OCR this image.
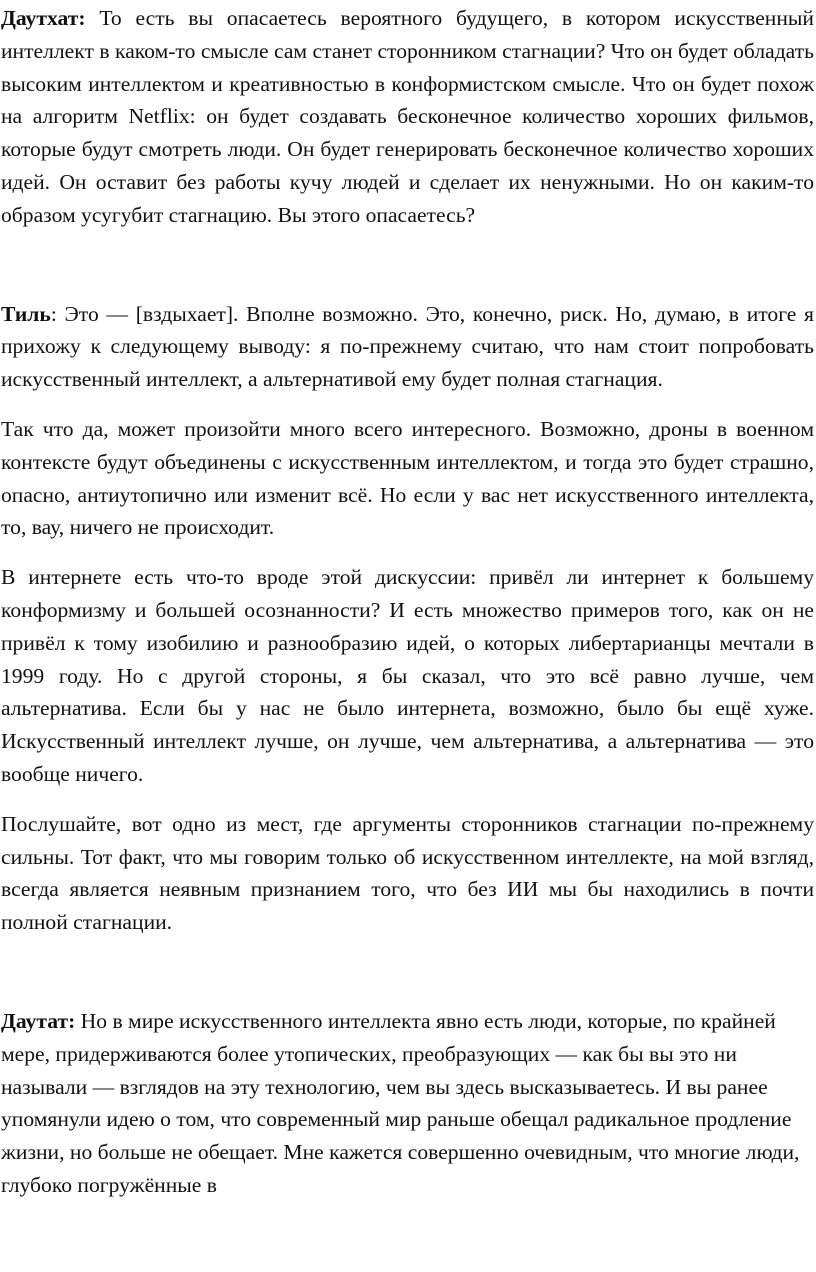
Даутхат: То есть вы опасаетесь вероятного будущего, в котором искусственный интеллект в каком-то смысле сам станет сторонником стагнации? Что он будет обладать высоким интеллектом и креативностью в конформистском смысле. Что он будет похож на алгоритм Netflix: он будет создавать бесконечное количество хороших фильмов, которые будут смотреть люди. Он будет генерировать бесконечное количество хороших идей. Он оставит без работы кучу людей и сделает их ненужными. Но он каким-то образом усугубит стагнацию. Вы этого опасаетесь?

Тиль: Это — [вздыхает]. Вполне возможно. Это, конечно, риск. Но, думаю, в итоге я прихожу к следующему выводу: я по-прежнему считаю, что нам стоит попробовать искусственный интеллект, а альтернативой ему будет полная стагнация.

Так что да, может произойти много всего интересного. Возможно, дроны в военном контексте будут объединены с искусственным интеллектом, и тогда это будет страшно, опасно, антиутопично или изменит всё. Но если у вас нет искусственного интеллекта, то, вау, ничего не происходит.

В интернете есть что-то вроде этой дискуссии: привёл ли интернет к большему конформизму и большей осознанности? И есть множество примеров того, как он не привёл к тому изобилию и разнообразию идей, о которых либертарианцы мечтали в 1999 году. Но с другой стороны, я бы сказал, что это всё равно лучше, чем альтернатива. Если бы у нас не было интернета, возможно, было бы ещё хуже. Искусственный интеллект лучше, он лучше, чем альтернатива, а альтернатива — это вообще ничего.

Послушайте, вот одно из мест, где аргументы сторонников стагнации по-прежнему сильны. Тот факт, что мы говорим только об искусственном интеллекте, на мой взгляд, всегда является неявным признанием того, что без ИИ мы бы находились в почти полной стагнации.

Даутат: Но в мире искусственного интеллекта явно есть люди, которые, по крайней мере, придерживаются более утопических, преобразующих — как бы вы это ни называли — взглядов на эту технологию, чем вы здесь высказываетесь. И вы ранее упомянули идею о том, что современный мир раньше обещал радикальное продление жизни, но больше не обещает. Мне кажется совершенно очевидным, что многие люди, глубоко погружённые в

* [Written request]: Every line of the data should be copied as it stands, without the images.

* [Solution for this problem]:
OCR this image.
Даутхат: То есть вы опасаетесь вероятного будущего, в котором искусственный интеллект в каком-то смысле сам станет сторонником стагнации? Что он будет обладать высоким интеллектом и креативностью в конформистском смысле. Что он будет похож на алгоритм Netflix: он будет создавать бесконечное количество хороших фильмов, которые будут смотреть люди. Он будет генерировать бесконечное количество хороших идей. Он оставит без работы кучу людей и сделает их ненужными. Но он каким-то образом усугубит стагнацию. Вы этого опасаетесь?

Тиль: Это — [вздыхает]. Вполне возможно. Это, конечно, риск. Но, думаю, в итоге я прихожу к следующему выводу: я по-прежнему считаю, что нам стоит попробовать искусственный интеллект, а альтернативой ему будет полная стагнация.

Так что да, может произойти много всего интересного. Возможно, дроны в военном контексте будут объединены с искусственным интеллектом, и тогда это будет страшно, опасно, антиутопично или изменит всё. Но если у вас нет искусственного интеллекта, то, вау, ничего не происходит.

В интернете есть что-то вроде этой дискуссии: привёл ли интернет к большему конформизму и большей осознанности? И есть множество примеров того, как он не привёл к тому изобилию и разнообразию идей, о которых либертарианцы мечтали в 1999 году. Но с другой стороны, я бы сказал, что это всё равно лучше, чем альтернатива. Если бы у нас не было интернета, возможно, было бы ещё хуже. Искусственный интеллект лучше, он лучше, чем альтернатива, а альтернатива — это вообще ничего.

Послушайте, вот одно из мест, где аргументы сторонников стагнации по-прежнему сильны. Тот факт, что мы говорим только об искусственном интеллекте, на мой взгляд, всегда является неявным признанием того, что без ИИ мы бы находились в почти полной стагнации.

Даутат: Но в мире искусственного интеллекта явно есть люди, которые, по крайней мере, придерживаются более утопических, преобразующих — как бы вы это ни называли — взглядов на эту технологию, чем вы здесь высказываетесь. И вы ранее упомянули идею о том, что современный мир раньше обещал радикальное продление жизни, но больше не обещает. Мне кажется совершенно очевидным, что многие люди, глубоко погружённые в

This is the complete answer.